• **What to work on**:
Look for "JSON" in each line of the entries, and return the matching lines.

(Figure collection entries)
========================================
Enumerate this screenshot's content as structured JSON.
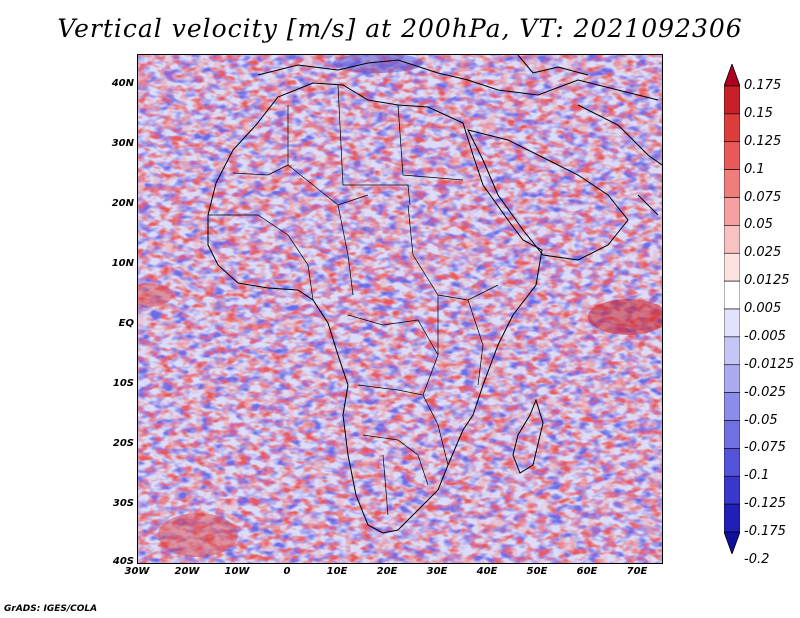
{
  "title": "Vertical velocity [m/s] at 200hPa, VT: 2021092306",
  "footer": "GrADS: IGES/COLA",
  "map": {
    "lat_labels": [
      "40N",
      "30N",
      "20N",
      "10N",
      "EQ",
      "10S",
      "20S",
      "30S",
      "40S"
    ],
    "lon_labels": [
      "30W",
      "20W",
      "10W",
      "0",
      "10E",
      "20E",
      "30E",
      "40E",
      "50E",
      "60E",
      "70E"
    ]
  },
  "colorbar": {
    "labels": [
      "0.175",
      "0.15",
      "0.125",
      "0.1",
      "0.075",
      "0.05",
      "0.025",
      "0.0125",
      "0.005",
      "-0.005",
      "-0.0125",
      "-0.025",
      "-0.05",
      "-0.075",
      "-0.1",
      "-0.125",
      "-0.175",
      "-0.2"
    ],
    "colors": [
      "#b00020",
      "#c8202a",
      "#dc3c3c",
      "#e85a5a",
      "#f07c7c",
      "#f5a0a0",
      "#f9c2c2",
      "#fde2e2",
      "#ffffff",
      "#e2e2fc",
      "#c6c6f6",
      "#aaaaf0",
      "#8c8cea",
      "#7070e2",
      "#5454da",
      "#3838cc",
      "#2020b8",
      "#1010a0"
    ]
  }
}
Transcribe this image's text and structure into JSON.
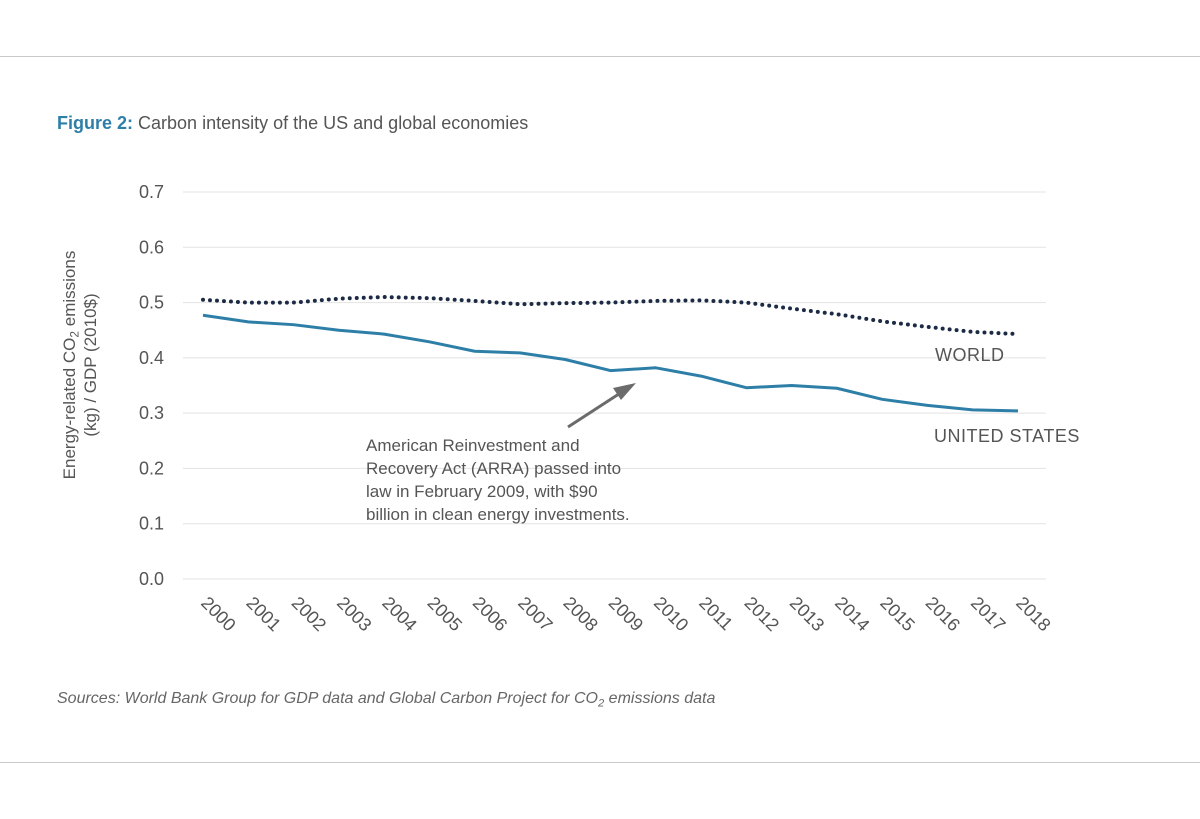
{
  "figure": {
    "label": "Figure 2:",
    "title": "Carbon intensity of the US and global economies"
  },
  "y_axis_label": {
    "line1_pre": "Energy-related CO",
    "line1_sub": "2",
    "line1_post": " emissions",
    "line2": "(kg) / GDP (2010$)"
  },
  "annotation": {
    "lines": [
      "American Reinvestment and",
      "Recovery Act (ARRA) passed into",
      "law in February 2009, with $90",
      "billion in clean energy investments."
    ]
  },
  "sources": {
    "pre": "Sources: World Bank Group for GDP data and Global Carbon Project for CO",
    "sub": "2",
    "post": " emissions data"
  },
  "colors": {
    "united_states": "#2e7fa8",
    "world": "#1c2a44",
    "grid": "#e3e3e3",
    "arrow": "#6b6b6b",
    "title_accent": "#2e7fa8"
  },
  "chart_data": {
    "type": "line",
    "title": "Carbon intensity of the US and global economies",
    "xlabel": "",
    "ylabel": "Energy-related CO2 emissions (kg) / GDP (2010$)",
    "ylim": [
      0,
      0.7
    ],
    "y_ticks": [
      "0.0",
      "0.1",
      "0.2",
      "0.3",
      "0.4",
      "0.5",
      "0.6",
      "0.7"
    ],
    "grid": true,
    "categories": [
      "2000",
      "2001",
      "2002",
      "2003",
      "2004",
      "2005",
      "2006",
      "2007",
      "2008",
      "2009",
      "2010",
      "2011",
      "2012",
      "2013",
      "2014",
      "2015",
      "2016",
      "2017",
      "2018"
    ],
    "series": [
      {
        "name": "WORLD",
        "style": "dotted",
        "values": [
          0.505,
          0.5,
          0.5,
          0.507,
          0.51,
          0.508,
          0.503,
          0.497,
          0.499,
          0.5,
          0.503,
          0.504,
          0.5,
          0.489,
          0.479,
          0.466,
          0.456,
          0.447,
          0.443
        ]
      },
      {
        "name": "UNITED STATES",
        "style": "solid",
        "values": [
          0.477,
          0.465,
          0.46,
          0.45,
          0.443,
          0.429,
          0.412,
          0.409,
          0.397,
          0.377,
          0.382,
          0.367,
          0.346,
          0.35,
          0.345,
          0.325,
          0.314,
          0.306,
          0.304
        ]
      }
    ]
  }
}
========================================
• **Expected output**:
Enumerate this screenshot's content as structured JSON.
Transcribe this image's text and structure into JSON.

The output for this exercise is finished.